Figure data in JSON
○ ○ ○ ○

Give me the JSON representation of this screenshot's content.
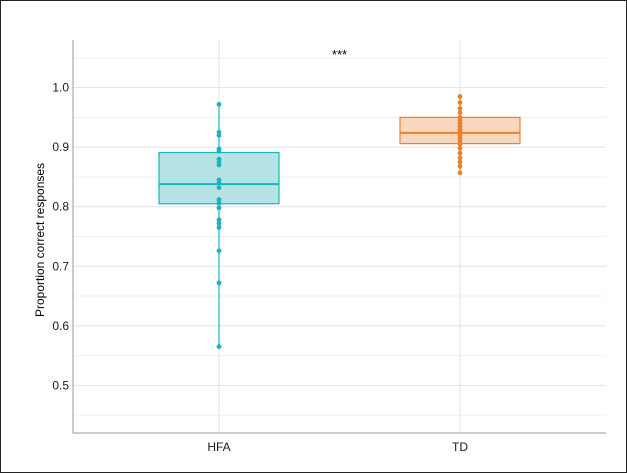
{
  "chart_data": {
    "type": "box",
    "title": "",
    "xlabel": "",
    "ylabel": "Proportion correct responses",
    "ylim": [
      0.42,
      1.08
    ],
    "yticks": [
      0.5,
      0.6,
      0.7,
      0.8,
      0.9,
      1.0
    ],
    "ytick_labels": [
      "0.5",
      "0.6",
      "0.7",
      "0.8",
      "0.9",
      "1.0"
    ],
    "grid": true,
    "legend": "none",
    "categories": [
      "HFA",
      "TD"
    ],
    "groups": [
      {
        "name": "HFA",
        "color": "#1bb3bf",
        "fill": "#b6e3e6",
        "min": 0.565,
        "q1": 0.805,
        "median": 0.838,
        "q3": 0.891,
        "max": 0.972,
        "points": [
          0.972,
          0.925,
          0.92,
          0.897,
          0.893,
          0.88,
          0.875,
          0.87,
          0.845,
          0.84,
          0.832,
          0.812,
          0.806,
          0.798,
          0.778,
          0.772,
          0.765,
          0.726,
          0.672,
          0.565
        ]
      },
      {
        "name": "TD",
        "color": "#e8812e",
        "fill": "#f7d7bd",
        "min": 0.857,
        "q1": 0.906,
        "median": 0.924,
        "q3": 0.95,
        "max": 0.985,
        "points": [
          0.985,
          0.975,
          0.965,
          0.958,
          0.95,
          0.945,
          0.94,
          0.935,
          0.93,
          0.927,
          0.924,
          0.92,
          0.915,
          0.91,
          0.905,
          0.898,
          0.89,
          0.882,
          0.875,
          0.868,
          0.857
        ]
      }
    ],
    "annotations": [
      {
        "text": "***",
        "x": 1.5,
        "y": 1.055
      }
    ]
  }
}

○ ○ ○ ○

• Aim
Write out the listing above exactly as it stands, pictures excluded.

• Solution for this exercise
Give me the JSON representation of this screenshot's content.
{
  "chart_data": {
    "type": "box",
    "title": "",
    "xlabel": "",
    "ylabel": "Proportion correct responses",
    "ylim": [
      0.42,
      1.08
    ],
    "yticks": [
      0.5,
      0.6,
      0.7,
      0.8,
      0.9,
      1.0
    ],
    "ytick_labels": [
      "0.5",
      "0.6",
      "0.7",
      "0.8",
      "0.9",
      "1.0"
    ],
    "grid": true,
    "legend": "none",
    "categories": [
      "HFA",
      "TD"
    ],
    "groups": [
      {
        "name": "HFA",
        "color": "#1bb3bf",
        "fill": "#b6e3e6",
        "min": 0.565,
        "q1": 0.805,
        "median": 0.838,
        "q3": 0.891,
        "max": 0.972,
        "points": [
          0.972,
          0.925,
          0.92,
          0.897,
          0.893,
          0.88,
          0.875,
          0.87,
          0.845,
          0.84,
          0.832,
          0.812,
          0.806,
          0.798,
          0.778,
          0.772,
          0.765,
          0.726,
          0.672,
          0.565
        ]
      },
      {
        "name": "TD",
        "color": "#e8812e",
        "fill": "#f7d7bd",
        "min": 0.857,
        "q1": 0.906,
        "median": 0.924,
        "q3": 0.95,
        "max": 0.985,
        "points": [
          0.985,
          0.975,
          0.965,
          0.958,
          0.95,
          0.945,
          0.94,
          0.935,
          0.93,
          0.927,
          0.924,
          0.92,
          0.915,
          0.91,
          0.905,
          0.898,
          0.89,
          0.882,
          0.875,
          0.868,
          0.857
        ]
      }
    ],
    "annotations": [
      {
        "text": "***",
        "x": 1.5,
        "y": 1.055
      }
    ]
  }
}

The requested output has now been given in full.